Provided text:
****

Latin ovis 'sheep', canis 'dog', and equus 'horse' are nouns.

Titles of artistic works

Quotation marks, rather than italics, are generally used for the titles of shorter works. Whether these are single or double depends on the context; however, many styles, especially for poetry, prefer the use of single quotation marks.

  • Short fiction, poetry, etc.: Arthur C. Clarke's "The Sentinel"
  • Book chapters: The first chapter of 3001: The Final Odyssey is "Comet Cowboy"
  • Articles in books, magazines, journals, etc.: "Extra-Terrestrial Relays", Wireless World, October 1945
  • Album tracks, singles, etc.: David Bowie's "Space Oddity"

As a rule, the title of a whole publication is italicised (or, in typewritten text, underlined), whereas the titles of minor works within or a subset of the larger publication (such as poems, short stories, named chapters, journal papers, newspaper articles, TV show episodes, video game levels, editorial sections of websites, etc.) are written with quotation marks.

Shakespeare's Romeo and Juliet
Dahl's short story "Taste" in Completely Unexpected Tales

Nicknames and false titles

Quotation marks can also set off a nickname embedded in an actual name, or a false or ironic title embedded in an actual title; for example, Nat "King" Cole, Frank "Chairman of the Board" Sinatra, or Simone Rizzo "Sam the Plumber" DeCavalcante.

Nonstandard usage

Quotes are sometimes used for emphasis in lieu of underlining or italics, most commonly on signs or placards. This usage can be confused with ironic or altered-usage quotation, sometimes with unintended humor. For example, For sale: "fresh" fish, "fresh" oysters, could be construed to imply that fresh is not used with its everyday meaning, or indeed to indicate that the fish or oysters are anything but fresh. As another example, Cashiers' desks open until noon for your "convenience" could be interpreted to mean that the convenience was for the bank employees, not the customers.[4]

Order of punctuation

With regard to quotation marks adjacent to periods and commas, there are two styles of punctuation in widespread use. These two styles are most commonly referred to as "American" and "British" (the latter of which is also called "logical quotation"). Both systems have the same rules regarding question marks, exclamation points, colons, and semicolons. However, they differ in the treatment of periods and commas.[17][18]

In all major forms of English, question marks, exclamation marks, semicolons, and any other punctuation (with the possible exceptions of periods and commas, as explained in the sections below) are placed inside or outside the closing quotation mark depending on whether they are part of the quoted material.[19]

Did he say, "Good morning, Dave"?
No, he said, "Where are you, Dave?"
There are three major definitions of the word "gender": vernacular, sociological, and linguistic.

A convention is the use of square brackets to indicate content between the quotation marks that has been modified from, or was not present in, the original material.

British practice

The prevailing style in the United Kingdom  called British style,[17][19] logical quotation,[20] and logical punctuation[21]  is to include within quotation marks only those punctuation marks that appeared in the original quoted material and in which the punctuation mark fits with the sense of the quotation, but otherwise to place punctuation outside the closing quotation marks.[21] Fowler's A Dictionary of Modern English Usage provides an early example of the rule: "All signs of punctuation used with words in quotation marks must be placed according to the sense."[22] When dealing with words-as-words, short-form works and sentence fragments, this style places periods and commas outside the quotation marks:

"Carefree", in general, means "free from care or anxiety".

****

Exercise directions: Could you extract the stretch from "There are three" through "the original material." of the text on quotation marks, word for word?

Supplied records:
****

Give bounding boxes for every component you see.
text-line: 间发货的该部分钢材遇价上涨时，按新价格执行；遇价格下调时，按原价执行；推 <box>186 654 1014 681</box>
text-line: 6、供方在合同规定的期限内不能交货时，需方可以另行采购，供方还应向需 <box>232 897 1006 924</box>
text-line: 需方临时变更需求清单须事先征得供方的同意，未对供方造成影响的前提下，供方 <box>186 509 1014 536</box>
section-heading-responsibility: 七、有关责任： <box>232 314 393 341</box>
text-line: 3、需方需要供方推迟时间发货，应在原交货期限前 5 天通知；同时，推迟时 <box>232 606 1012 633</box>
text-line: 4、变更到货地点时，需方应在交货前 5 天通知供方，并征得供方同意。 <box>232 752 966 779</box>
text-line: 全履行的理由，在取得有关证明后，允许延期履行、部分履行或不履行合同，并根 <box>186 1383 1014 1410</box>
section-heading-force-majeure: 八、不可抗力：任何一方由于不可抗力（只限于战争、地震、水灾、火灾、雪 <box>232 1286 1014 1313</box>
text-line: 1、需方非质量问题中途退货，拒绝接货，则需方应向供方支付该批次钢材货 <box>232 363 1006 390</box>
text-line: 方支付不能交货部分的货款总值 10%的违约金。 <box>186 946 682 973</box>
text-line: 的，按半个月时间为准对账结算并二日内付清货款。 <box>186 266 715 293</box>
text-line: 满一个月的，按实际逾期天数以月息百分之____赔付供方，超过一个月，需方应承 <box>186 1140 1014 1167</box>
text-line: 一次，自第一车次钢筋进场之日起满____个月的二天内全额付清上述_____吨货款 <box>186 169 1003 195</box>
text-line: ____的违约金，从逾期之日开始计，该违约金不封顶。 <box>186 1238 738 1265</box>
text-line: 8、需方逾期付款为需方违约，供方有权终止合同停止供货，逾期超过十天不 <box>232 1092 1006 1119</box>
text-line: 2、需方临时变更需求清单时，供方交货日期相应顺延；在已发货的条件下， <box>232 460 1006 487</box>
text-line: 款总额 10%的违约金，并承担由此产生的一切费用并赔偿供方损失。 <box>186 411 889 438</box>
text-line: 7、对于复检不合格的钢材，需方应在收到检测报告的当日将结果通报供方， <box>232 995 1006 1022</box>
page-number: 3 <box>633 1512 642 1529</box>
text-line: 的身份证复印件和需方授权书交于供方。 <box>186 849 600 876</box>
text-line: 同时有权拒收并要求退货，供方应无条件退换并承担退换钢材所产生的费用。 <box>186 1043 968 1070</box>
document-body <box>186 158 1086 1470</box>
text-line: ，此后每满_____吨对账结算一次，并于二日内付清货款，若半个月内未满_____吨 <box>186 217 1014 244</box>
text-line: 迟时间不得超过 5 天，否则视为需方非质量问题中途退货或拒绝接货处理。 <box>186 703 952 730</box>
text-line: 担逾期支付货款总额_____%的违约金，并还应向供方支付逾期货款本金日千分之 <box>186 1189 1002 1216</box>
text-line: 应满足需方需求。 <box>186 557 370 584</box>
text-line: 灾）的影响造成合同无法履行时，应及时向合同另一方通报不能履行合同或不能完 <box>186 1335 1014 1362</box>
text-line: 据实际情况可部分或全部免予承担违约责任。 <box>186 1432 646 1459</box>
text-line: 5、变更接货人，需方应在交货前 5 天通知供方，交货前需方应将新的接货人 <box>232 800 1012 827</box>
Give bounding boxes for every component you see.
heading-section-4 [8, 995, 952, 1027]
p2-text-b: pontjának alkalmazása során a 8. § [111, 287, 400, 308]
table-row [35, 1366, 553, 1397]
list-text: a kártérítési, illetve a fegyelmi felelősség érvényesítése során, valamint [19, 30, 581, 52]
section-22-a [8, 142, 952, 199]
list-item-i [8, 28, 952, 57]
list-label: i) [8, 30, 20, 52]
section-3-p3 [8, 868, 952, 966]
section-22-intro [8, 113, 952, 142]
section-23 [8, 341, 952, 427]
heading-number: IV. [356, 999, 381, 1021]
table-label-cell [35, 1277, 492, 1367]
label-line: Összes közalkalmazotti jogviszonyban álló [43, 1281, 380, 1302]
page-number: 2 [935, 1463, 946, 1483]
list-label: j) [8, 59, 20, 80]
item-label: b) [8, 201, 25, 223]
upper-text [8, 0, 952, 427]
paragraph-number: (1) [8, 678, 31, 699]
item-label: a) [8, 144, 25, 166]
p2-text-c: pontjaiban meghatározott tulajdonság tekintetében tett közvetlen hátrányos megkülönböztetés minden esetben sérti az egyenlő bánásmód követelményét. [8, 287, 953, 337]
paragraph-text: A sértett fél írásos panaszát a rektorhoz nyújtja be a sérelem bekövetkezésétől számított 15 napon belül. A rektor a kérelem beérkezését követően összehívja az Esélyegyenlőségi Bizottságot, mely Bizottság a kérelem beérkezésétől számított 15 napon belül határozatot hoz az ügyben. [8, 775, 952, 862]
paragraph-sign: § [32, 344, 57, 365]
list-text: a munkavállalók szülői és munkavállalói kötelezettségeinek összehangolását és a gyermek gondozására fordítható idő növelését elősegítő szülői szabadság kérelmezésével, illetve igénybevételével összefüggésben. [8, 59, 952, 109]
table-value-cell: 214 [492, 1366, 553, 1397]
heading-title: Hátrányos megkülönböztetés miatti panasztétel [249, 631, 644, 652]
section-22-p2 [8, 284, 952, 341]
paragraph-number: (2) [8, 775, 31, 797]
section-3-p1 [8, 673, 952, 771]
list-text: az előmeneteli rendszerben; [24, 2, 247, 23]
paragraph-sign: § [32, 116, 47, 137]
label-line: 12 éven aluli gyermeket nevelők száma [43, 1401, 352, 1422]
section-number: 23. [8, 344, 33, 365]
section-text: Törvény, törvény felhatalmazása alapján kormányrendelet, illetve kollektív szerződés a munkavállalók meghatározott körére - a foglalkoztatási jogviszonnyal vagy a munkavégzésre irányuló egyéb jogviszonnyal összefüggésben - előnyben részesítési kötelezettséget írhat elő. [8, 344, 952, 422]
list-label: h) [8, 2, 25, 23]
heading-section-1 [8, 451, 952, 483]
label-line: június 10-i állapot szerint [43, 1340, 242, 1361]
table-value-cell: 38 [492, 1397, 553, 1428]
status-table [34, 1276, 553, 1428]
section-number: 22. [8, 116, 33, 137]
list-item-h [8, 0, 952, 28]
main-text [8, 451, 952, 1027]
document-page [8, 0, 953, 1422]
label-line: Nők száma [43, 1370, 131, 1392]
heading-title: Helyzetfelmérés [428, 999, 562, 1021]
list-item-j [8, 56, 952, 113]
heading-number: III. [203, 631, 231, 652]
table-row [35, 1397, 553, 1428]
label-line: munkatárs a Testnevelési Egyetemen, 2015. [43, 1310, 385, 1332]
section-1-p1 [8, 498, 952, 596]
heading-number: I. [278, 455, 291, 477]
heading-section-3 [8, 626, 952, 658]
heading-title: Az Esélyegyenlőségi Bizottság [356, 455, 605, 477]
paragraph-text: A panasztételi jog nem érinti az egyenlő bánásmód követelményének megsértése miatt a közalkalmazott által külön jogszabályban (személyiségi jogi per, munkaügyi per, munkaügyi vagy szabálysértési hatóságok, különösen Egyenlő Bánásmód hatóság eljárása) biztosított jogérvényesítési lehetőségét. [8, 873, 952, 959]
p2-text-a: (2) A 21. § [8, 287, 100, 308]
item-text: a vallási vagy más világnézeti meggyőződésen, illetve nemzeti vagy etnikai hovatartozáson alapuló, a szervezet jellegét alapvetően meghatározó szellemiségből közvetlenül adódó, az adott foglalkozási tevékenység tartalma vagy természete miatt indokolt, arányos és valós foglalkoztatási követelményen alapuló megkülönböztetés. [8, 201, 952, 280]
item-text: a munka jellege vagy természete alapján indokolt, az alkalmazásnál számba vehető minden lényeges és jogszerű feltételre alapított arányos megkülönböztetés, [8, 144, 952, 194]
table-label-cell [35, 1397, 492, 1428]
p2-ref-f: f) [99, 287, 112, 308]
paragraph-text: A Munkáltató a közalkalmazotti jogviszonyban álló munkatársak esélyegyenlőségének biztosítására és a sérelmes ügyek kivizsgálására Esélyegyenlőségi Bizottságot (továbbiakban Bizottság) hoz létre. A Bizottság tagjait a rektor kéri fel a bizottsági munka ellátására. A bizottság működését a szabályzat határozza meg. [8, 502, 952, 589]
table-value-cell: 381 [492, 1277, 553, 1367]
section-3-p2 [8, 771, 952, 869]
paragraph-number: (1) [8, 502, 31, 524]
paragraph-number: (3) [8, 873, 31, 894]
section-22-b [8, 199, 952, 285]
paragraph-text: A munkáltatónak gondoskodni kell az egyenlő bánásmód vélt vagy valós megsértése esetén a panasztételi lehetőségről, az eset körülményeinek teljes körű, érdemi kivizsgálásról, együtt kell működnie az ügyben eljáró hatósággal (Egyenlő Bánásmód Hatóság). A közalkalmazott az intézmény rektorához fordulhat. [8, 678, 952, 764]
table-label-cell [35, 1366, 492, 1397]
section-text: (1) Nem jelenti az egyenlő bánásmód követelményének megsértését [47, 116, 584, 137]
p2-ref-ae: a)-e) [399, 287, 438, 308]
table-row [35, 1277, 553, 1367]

****

Solution to this problem:
There are three major definitions of the word "gender": vernacular, sociological, and linguistic.

A convention is the use of square brackets to indicate content between the quotation marks that has been modified from, or was not present in, the original material.